Stated goal: Write out the entire listing below exactly as it appears, minus any pictures.

A run of records
····················
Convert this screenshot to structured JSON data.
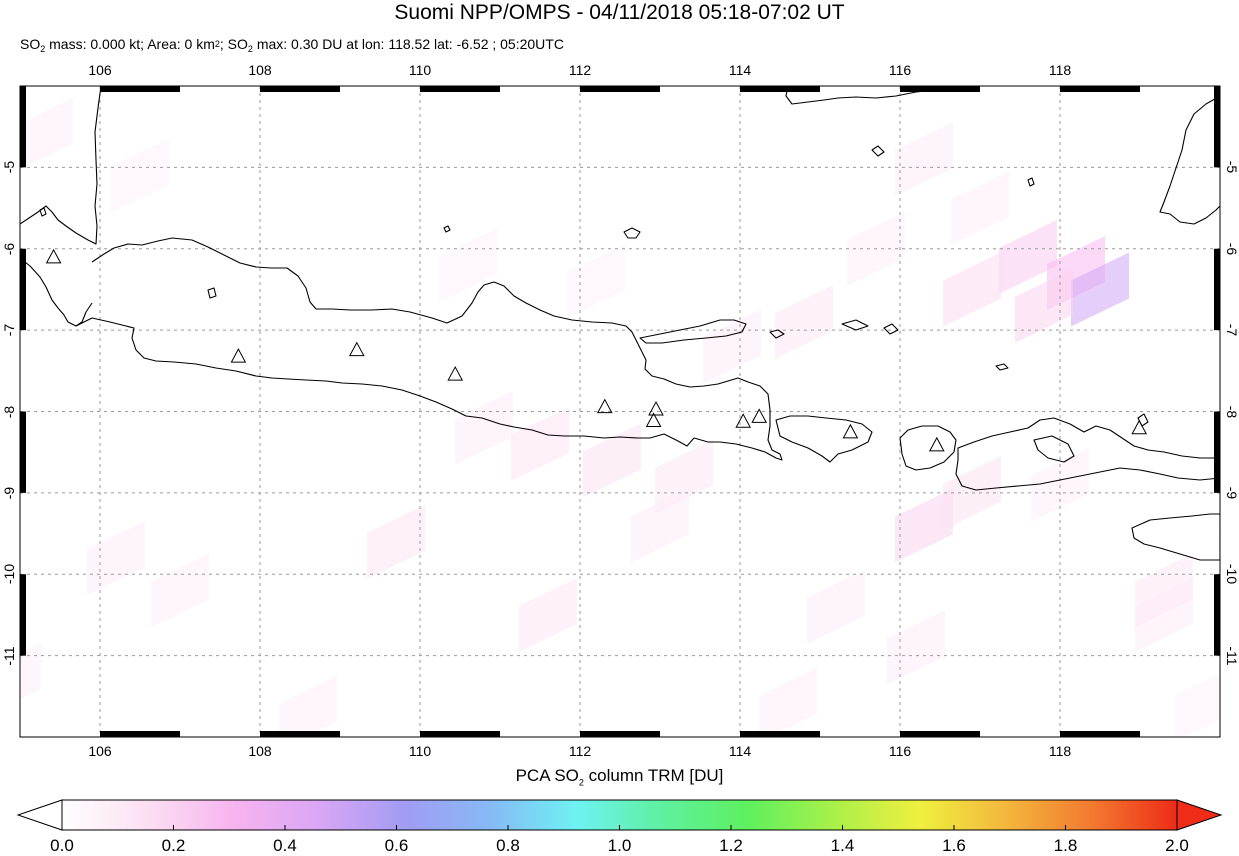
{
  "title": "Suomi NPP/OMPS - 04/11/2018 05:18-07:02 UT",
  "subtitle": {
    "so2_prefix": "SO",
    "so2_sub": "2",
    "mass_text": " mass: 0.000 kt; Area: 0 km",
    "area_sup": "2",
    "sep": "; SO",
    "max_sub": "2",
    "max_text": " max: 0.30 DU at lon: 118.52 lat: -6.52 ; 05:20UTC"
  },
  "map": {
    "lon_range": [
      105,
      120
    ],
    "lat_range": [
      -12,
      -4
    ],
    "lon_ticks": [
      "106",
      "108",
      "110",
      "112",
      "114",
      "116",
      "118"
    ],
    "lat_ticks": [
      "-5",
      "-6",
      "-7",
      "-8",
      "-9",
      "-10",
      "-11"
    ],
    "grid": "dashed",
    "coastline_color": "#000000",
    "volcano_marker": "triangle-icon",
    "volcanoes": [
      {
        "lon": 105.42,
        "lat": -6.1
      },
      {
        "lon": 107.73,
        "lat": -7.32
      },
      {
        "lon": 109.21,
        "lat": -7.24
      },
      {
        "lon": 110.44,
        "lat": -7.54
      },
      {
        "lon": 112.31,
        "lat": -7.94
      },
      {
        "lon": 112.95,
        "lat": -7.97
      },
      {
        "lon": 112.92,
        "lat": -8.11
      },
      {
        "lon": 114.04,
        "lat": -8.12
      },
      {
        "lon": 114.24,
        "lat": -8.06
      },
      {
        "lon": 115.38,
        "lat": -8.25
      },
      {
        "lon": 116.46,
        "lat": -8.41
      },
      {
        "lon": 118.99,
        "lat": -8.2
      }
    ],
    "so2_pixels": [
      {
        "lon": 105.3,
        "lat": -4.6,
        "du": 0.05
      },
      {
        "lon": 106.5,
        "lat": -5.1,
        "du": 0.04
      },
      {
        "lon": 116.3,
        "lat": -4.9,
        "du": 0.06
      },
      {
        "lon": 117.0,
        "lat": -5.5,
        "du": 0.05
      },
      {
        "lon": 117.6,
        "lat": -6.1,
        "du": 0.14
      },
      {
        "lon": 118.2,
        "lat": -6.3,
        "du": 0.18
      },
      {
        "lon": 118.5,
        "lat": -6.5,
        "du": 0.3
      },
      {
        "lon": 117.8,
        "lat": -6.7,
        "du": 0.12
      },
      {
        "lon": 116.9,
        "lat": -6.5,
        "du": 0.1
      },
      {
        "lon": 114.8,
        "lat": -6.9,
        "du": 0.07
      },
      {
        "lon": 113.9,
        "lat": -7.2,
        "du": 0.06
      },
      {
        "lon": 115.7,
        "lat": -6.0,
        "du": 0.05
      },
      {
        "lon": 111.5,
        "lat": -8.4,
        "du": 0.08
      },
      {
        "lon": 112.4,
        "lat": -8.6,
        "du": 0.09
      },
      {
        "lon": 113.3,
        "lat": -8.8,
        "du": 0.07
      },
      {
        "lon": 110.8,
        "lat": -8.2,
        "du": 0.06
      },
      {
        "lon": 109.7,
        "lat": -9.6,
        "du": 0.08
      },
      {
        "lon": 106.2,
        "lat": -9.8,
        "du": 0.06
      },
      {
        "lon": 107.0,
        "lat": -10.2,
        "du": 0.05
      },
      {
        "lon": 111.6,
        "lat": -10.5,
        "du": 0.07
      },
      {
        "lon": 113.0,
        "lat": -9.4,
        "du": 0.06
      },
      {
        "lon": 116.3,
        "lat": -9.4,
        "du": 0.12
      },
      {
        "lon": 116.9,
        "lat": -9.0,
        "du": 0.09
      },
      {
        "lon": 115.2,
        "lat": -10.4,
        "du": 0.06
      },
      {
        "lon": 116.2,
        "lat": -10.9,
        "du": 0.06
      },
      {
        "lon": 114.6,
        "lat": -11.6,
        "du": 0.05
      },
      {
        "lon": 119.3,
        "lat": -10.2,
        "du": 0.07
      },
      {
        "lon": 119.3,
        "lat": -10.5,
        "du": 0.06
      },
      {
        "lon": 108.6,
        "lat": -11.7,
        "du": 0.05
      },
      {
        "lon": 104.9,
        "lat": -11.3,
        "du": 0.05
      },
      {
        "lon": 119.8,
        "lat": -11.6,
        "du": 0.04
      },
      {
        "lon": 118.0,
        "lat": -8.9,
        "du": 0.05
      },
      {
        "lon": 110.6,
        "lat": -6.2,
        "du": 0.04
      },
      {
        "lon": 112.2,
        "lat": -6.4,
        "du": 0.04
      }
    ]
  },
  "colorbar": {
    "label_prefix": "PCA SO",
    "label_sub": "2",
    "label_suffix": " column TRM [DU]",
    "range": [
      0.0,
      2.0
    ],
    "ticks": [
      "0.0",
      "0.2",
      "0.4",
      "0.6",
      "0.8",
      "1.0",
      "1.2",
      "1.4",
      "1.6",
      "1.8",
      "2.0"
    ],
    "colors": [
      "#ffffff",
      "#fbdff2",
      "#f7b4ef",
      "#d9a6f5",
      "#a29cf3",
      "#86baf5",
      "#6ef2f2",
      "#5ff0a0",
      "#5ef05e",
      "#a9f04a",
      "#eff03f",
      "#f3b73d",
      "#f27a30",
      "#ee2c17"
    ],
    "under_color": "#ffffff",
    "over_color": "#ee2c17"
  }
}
····················
Exercise response:
Convert this screenshot to structured JSON data.
{
  "title": "Suomi NPP/OMPS - 04/11/2018 05:18-07:02 UT",
  "subtitle": {
    "so2_prefix": "SO",
    "so2_sub": "2",
    "mass_text": " mass: 0.000 kt; Area: 0 km",
    "area_sup": "2",
    "sep": "; SO",
    "max_sub": "2",
    "max_text": " max: 0.30 DU at lon: 118.52 lat: -6.52 ; 05:20UTC"
  },
  "map": {
    "lon_range": [
      105,
      120
    ],
    "lat_range": [
      -12,
      -4
    ],
    "lon_ticks": [
      "106",
      "108",
      "110",
      "112",
      "114",
      "116",
      "118"
    ],
    "lat_ticks": [
      "-5",
      "-6",
      "-7",
      "-8",
      "-9",
      "-10",
      "-11"
    ],
    "grid": "dashed",
    "coastline_color": "#000000",
    "volcano_marker": "triangle-icon",
    "volcanoes": [
      {
        "lon": 105.42,
        "lat": -6.1
      },
      {
        "lon": 107.73,
        "lat": -7.32
      },
      {
        "lon": 109.21,
        "lat": -7.24
      },
      {
        "lon": 110.44,
        "lat": -7.54
      },
      {
        "lon": 112.31,
        "lat": -7.94
      },
      {
        "lon": 112.95,
        "lat": -7.97
      },
      {
        "lon": 112.92,
        "lat": -8.11
      },
      {
        "lon": 114.04,
        "lat": -8.12
      },
      {
        "lon": 114.24,
        "lat": -8.06
      },
      {
        "lon": 115.38,
        "lat": -8.25
      },
      {
        "lon": 116.46,
        "lat": -8.41
      },
      {
        "lon": 118.99,
        "lat": -8.2
      }
    ],
    "so2_pixels": [
      {
        "lon": 105.3,
        "lat": -4.6,
        "du": 0.05
      },
      {
        "lon": 106.5,
        "lat": -5.1,
        "du": 0.04
      },
      {
        "lon": 116.3,
        "lat": -4.9,
        "du": 0.06
      },
      {
        "lon": 117.0,
        "lat": -5.5,
        "du": 0.05
      },
      {
        "lon": 117.6,
        "lat": -6.1,
        "du": 0.14
      },
      {
        "lon": 118.2,
        "lat": -6.3,
        "du": 0.18
      },
      {
        "lon": 118.5,
        "lat": -6.5,
        "du": 0.3
      },
      {
        "lon": 117.8,
        "lat": -6.7,
        "du": 0.12
      },
      {
        "lon": 116.9,
        "lat": -6.5,
        "du": 0.1
      },
      {
        "lon": 114.8,
        "lat": -6.9,
        "du": 0.07
      },
      {
        "lon": 113.9,
        "lat": -7.2,
        "du": 0.06
      },
      {
        "lon": 115.7,
        "lat": -6.0,
        "du": 0.05
      },
      {
        "lon": 111.5,
        "lat": -8.4,
        "du": 0.08
      },
      {
        "lon": 112.4,
        "lat": -8.6,
        "du": 0.09
      },
      {
        "lon": 113.3,
        "lat": -8.8,
        "du": 0.07
      },
      {
        "lon": 110.8,
        "lat": -8.2,
        "du": 0.06
      },
      {
        "lon": 109.7,
        "lat": -9.6,
        "du": 0.08
      },
      {
        "lon": 106.2,
        "lat": -9.8,
        "du": 0.06
      },
      {
        "lon": 107.0,
        "lat": -10.2,
        "du": 0.05
      },
      {
        "lon": 111.6,
        "lat": -10.5,
        "du": 0.07
      },
      {
        "lon": 113.0,
        "lat": -9.4,
        "du": 0.06
      },
      {
        "lon": 116.3,
        "lat": -9.4,
        "du": 0.12
      },
      {
        "lon": 116.9,
        "lat": -9.0,
        "du": 0.09
      },
      {
        "lon": 115.2,
        "lat": -10.4,
        "du": 0.06
      },
      {
        "lon": 116.2,
        "lat": -10.9,
        "du": 0.06
      },
      {
        "lon": 114.6,
        "lat": -11.6,
        "du": 0.05
      },
      {
        "lon": 119.3,
        "lat": -10.2,
        "du": 0.07
      },
      {
        "lon": 119.3,
        "lat": -10.5,
        "du": 0.06
      },
      {
        "lon": 108.6,
        "lat": -11.7,
        "du": 0.05
      },
      {
        "lon": 104.9,
        "lat": -11.3,
        "du": 0.05
      },
      {
        "lon": 119.8,
        "lat": -11.6,
        "du": 0.04
      },
      {
        "lon": 118.0,
        "lat": -8.9,
        "du": 0.05
      },
      {
        "lon": 110.6,
        "lat": -6.2,
        "du": 0.04
      },
      {
        "lon": 112.2,
        "lat": -6.4,
        "du": 0.04
      }
    ]
  },
  "colorbar": {
    "label_prefix": "PCA SO",
    "label_sub": "2",
    "label_suffix": " column TRM [DU]",
    "range": [
      0.0,
      2.0
    ],
    "ticks": [
      "0.0",
      "0.2",
      "0.4",
      "0.6",
      "0.8",
      "1.0",
      "1.2",
      "1.4",
      "1.6",
      "1.8",
      "2.0"
    ],
    "colors": [
      "#ffffff",
      "#fbdff2",
      "#f7b4ef",
      "#d9a6f5",
      "#a29cf3",
      "#86baf5",
      "#6ef2f2",
      "#5ff0a0",
      "#5ef05e",
      "#a9f04a",
      "#eff03f",
      "#f3b73d",
      "#f27a30",
      "#ee2c17"
    ],
    "under_color": "#ffffff",
    "over_color": "#ee2c17"
  }
}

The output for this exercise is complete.